» **Task**
Find each line with the string "Города" and copy it.

-- Start of Material for this task --

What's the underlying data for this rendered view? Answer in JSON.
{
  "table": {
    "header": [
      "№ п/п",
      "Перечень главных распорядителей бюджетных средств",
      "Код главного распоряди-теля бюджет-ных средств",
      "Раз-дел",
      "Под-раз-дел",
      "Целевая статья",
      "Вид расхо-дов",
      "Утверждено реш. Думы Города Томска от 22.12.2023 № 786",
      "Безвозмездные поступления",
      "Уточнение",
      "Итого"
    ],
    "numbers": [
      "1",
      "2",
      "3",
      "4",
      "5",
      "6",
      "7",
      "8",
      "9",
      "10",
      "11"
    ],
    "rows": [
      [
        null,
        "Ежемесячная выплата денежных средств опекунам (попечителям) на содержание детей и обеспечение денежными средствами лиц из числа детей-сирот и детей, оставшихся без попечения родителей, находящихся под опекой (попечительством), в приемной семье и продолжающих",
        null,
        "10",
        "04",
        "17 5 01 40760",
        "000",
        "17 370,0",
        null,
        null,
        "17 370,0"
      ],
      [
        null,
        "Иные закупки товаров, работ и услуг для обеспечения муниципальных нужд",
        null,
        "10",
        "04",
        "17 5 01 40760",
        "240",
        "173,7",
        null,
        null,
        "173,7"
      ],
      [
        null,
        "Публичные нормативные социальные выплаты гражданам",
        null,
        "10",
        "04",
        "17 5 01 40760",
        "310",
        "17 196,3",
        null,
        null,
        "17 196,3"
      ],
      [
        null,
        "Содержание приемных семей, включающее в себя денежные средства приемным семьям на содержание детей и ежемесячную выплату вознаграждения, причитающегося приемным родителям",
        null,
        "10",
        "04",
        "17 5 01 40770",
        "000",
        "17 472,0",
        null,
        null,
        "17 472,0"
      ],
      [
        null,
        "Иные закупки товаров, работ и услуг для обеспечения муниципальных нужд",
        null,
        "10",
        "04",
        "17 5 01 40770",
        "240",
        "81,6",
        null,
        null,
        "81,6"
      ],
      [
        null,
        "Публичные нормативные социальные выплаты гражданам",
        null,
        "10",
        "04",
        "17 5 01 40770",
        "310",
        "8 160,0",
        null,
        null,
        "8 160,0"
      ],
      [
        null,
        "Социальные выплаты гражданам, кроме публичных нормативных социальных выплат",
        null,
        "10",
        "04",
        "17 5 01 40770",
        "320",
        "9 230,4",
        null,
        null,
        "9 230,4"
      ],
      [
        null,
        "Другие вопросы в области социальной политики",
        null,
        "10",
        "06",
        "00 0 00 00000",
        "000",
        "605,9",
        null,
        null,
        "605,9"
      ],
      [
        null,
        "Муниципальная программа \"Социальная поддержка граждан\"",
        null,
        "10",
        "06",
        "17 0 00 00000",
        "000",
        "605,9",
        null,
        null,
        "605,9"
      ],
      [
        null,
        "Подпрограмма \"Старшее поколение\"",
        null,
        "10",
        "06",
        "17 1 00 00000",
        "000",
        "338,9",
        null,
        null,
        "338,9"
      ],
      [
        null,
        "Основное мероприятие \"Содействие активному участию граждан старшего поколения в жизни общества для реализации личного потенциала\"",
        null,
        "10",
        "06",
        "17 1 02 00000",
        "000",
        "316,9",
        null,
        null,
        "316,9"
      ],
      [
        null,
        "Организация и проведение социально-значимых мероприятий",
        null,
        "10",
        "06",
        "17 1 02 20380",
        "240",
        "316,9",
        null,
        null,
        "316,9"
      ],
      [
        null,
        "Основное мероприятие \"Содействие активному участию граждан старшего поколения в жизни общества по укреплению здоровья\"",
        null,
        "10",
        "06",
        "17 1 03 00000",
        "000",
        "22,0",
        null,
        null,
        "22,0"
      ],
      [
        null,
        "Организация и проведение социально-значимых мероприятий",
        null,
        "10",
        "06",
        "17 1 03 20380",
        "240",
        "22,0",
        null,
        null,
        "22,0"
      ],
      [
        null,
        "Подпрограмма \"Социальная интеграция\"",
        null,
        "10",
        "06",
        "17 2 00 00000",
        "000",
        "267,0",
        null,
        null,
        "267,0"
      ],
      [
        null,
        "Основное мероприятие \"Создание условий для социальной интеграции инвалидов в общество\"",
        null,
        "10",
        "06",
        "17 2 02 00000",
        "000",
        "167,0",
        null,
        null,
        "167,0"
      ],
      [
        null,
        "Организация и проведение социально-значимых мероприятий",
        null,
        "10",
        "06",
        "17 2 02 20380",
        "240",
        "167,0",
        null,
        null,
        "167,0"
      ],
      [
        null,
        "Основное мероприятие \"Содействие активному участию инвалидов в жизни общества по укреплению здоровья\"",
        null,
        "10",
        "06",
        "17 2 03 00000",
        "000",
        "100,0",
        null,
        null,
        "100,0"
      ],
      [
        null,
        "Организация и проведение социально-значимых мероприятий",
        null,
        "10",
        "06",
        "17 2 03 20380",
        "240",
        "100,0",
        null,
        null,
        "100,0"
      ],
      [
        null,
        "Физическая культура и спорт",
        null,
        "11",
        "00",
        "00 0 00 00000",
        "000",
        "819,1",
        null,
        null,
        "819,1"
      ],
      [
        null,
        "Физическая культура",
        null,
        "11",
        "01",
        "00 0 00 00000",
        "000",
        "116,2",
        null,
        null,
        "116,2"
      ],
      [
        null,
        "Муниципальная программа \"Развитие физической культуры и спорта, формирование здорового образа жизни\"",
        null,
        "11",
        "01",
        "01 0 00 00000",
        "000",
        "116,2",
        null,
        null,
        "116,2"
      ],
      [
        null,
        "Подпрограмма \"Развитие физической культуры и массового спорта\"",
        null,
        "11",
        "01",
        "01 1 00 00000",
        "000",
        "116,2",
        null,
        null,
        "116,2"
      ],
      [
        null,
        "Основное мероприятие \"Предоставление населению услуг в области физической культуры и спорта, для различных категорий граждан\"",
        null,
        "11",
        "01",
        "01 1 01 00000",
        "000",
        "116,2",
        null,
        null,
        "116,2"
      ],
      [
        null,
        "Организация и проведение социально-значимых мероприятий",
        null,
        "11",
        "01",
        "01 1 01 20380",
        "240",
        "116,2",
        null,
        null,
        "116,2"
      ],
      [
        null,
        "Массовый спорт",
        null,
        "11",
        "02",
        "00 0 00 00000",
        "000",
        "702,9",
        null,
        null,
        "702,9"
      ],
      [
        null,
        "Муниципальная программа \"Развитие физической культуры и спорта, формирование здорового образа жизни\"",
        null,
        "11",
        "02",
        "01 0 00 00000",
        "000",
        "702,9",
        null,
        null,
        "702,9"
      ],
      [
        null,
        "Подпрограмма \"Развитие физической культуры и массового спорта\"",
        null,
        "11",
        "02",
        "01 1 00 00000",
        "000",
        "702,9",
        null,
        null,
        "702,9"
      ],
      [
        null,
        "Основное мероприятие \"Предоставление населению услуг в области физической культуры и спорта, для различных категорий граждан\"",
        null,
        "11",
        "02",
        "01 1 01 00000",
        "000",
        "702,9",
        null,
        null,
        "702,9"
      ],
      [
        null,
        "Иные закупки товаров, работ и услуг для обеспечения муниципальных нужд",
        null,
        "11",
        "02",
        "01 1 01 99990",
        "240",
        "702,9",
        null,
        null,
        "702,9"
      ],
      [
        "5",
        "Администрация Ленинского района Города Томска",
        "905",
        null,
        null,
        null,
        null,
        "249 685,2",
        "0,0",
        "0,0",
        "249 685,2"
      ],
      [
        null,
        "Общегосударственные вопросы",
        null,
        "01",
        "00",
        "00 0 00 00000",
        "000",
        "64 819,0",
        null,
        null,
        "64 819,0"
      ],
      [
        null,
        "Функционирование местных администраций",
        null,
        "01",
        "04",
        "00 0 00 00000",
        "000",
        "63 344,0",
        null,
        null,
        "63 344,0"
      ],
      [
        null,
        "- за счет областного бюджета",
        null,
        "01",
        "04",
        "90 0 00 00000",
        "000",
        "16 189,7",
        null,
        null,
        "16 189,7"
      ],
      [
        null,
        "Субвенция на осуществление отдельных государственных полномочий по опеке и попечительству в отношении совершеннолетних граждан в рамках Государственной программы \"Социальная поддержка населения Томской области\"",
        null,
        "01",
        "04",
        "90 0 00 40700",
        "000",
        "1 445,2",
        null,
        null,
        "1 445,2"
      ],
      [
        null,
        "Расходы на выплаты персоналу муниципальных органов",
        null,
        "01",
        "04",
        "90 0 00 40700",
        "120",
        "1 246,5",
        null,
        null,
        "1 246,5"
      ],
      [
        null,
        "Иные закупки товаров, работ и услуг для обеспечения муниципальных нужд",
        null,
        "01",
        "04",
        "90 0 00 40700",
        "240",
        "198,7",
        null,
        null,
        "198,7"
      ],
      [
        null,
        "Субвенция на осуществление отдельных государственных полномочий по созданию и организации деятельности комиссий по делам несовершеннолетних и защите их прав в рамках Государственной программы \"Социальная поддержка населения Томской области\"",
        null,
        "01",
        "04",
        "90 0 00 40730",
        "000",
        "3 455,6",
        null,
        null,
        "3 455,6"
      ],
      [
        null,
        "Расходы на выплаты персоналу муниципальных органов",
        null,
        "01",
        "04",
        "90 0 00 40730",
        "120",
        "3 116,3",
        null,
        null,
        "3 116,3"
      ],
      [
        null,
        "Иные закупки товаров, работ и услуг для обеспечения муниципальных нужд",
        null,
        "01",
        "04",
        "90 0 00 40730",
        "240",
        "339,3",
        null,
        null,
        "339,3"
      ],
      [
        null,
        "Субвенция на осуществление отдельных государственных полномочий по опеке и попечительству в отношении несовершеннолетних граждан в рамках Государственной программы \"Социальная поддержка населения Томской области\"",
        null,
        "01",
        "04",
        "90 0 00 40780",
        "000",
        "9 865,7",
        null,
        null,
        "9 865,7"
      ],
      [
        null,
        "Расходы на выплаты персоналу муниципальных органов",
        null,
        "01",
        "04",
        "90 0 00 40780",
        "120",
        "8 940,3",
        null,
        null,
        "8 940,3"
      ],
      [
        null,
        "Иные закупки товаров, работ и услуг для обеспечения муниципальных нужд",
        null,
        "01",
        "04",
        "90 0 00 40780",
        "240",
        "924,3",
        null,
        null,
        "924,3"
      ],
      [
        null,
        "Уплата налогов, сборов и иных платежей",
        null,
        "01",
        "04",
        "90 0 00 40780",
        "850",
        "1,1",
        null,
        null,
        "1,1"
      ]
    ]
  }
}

-- End of Material for this task --

» **Solution**
      "Утверждено реш. Думы Города Томска от 22.12.2023 № 786",
        "Администрация Ленинского района Города Томска",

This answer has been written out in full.